**Written exercise**.
Write out all of these lines exactly, leaving the pictures out of your answer.
####################
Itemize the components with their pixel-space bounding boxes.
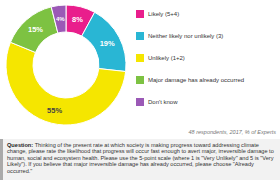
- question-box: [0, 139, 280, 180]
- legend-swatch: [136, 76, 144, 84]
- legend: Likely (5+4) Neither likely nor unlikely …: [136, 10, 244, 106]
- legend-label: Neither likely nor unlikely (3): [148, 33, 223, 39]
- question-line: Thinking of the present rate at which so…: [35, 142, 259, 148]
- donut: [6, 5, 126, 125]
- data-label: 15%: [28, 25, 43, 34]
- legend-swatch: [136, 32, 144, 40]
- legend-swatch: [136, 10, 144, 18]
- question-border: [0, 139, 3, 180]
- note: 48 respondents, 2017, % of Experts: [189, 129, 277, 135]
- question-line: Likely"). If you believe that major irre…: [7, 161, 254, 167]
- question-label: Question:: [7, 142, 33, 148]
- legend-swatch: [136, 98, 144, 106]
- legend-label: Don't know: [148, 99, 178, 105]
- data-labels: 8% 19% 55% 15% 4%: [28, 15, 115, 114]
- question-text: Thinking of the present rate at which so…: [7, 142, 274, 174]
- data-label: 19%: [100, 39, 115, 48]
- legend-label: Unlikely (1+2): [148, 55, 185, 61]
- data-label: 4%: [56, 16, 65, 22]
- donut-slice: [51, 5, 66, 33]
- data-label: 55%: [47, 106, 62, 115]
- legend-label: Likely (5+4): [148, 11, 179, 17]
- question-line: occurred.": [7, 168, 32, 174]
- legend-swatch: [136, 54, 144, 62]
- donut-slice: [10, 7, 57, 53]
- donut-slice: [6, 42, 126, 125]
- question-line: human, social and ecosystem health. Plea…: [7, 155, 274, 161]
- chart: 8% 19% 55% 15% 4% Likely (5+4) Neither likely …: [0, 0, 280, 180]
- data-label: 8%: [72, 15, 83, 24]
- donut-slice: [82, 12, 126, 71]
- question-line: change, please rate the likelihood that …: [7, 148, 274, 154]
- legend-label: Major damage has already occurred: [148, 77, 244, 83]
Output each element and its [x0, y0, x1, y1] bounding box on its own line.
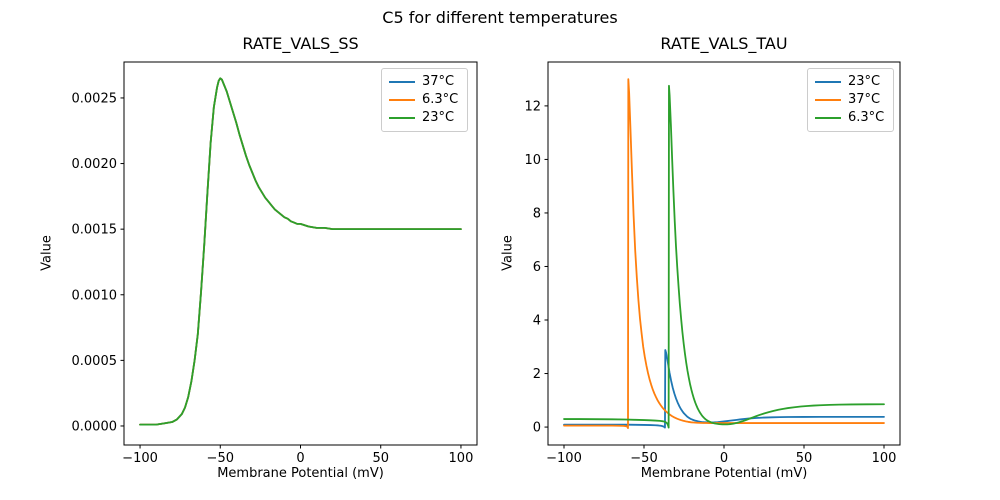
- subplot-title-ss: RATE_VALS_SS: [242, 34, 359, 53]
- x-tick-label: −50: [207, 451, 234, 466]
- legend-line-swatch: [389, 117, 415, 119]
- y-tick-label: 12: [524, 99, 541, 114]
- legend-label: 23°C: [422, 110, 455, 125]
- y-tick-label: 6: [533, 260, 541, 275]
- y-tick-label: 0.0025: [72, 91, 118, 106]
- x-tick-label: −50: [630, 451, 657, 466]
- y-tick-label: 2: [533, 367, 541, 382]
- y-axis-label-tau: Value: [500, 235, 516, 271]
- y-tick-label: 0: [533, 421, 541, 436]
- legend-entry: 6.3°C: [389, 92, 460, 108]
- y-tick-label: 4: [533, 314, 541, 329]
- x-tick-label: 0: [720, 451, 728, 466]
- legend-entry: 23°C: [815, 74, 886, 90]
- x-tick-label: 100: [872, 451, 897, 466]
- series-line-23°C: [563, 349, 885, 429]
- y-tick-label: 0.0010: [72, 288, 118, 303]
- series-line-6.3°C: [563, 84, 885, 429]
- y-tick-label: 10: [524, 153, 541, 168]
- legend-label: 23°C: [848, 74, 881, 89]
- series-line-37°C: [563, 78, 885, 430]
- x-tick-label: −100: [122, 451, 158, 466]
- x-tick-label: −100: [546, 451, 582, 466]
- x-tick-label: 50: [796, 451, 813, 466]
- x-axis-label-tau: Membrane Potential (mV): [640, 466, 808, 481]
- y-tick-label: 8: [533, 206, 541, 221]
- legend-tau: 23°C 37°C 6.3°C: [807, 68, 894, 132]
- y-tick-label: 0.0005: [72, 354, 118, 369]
####################
**Result for this task**.
Itemize the components with their pixel-space bounding boxes.
- question-box: [0, 139, 280, 180]
- legend-swatch: [136, 76, 144, 84]
- legend: Likely (5+4) Neither likely nor unlikely …: [136, 10, 244, 106]
- legend-label: Neither likely nor unlikely (3): [148, 33, 223, 39]
- question-line: Thinking of the present rate at which so…: [35, 142, 259, 148]
- donut: [6, 5, 126, 125]
- data-label: 15%: [28, 25, 43, 34]
- legend-swatch: [136, 32, 144, 40]
- legend-swatch: [136, 10, 144, 18]
- question-border: [0, 139, 3, 180]
- note: 48 respondents, 2017, % of Experts: [189, 129, 277, 135]
- question-line: Likely"). If you believe that major irre…: [7, 161, 254, 167]
- question-label: Question:: [7, 142, 33, 148]
- legend-swatch: [136, 98, 144, 106]
- legend-label: Don't know: [148, 99, 178, 105]
- data-labels: 8% 19% 55% 15% 4%: [28, 15, 115, 114]
- question-text: Thinking of the present rate at which so…: [7, 142, 274, 174]
- data-label: 19%: [100, 39, 115, 48]
- legend-label: Unlikely (1+2): [148, 55, 185, 61]
- data-label: 4%: [56, 16, 65, 22]
- donut-slice: [51, 5, 66, 33]
- data-label: 55%: [47, 106, 62, 115]
- legend-label: Likely (5+4): [148, 11, 179, 17]
- question-line: occurred.": [7, 168, 32, 174]
- legend-swatch: [136, 54, 144, 62]
- donut-slice: [10, 7, 57, 53]
- donut-slice: [6, 42, 126, 125]
- question-line: human, social and ecosystem health. Plea…: [7, 155, 274, 161]
- chart: 8% 19% 55% 15% 4% Likely (5+4) Neither likely …: [0, 0, 280, 180]
- data-label: 8%: [72, 15, 83, 24]
- donut-slice: [82, 12, 126, 71]
- question-line: change, please rate the likelihood that …: [7, 148, 274, 154]
- legend-label: Major damage has already occurred: [148, 77, 244, 83]
Output each element and its [x0, y0, x1, y1] bounding box on its own line.
- subplot-title-ss: RATE_VALS_SS: [242, 34, 359, 53]
- x-tick-label: −50: [207, 451, 234, 466]
- legend-line-swatch: [389, 117, 415, 119]
- y-tick-label: 12: [524, 99, 541, 114]
- legend-label: 23°C: [422, 110, 455, 125]
- y-tick-label: 6: [533, 260, 541, 275]
- y-tick-label: 0.0025: [72, 91, 118, 106]
- x-tick-label: −50: [630, 451, 657, 466]
- y-tick-label: 2: [533, 367, 541, 382]
- y-axis-label-tau: Value: [500, 235, 516, 271]
- y-tick-label: 0: [533, 421, 541, 436]
- legend-entry: 6.3°C: [389, 92, 460, 108]
- y-tick-label: 4: [533, 314, 541, 329]
- x-tick-label: 0: [720, 451, 728, 466]
- legend-entry: 23°C: [815, 74, 886, 90]
- x-tick-label: 100: [872, 451, 897, 466]
- series-line-23°C: [563, 349, 885, 429]
- y-tick-label: 0.0010: [72, 288, 118, 303]
- series-line-6.3°C: [563, 84, 885, 429]
- y-tick-label: 10: [524, 153, 541, 168]
- legend-label: 23°C: [848, 74, 881, 89]
- series-line-37°C: [563, 78, 885, 430]
- x-tick-label: −100: [122, 451, 158, 466]
- x-tick-label: −100: [546, 451, 582, 466]
- x-tick-label: 50: [796, 451, 813, 466]
- x-axis-label-tau: Membrane Potential (mV): [640, 466, 808, 481]
- y-tick-label: 8: [533, 206, 541, 221]
- legend-tau: 23°C 37°C 6.3°C: [807, 68, 894, 132]
- y-tick-label: 0.0005: [72, 354, 118, 369]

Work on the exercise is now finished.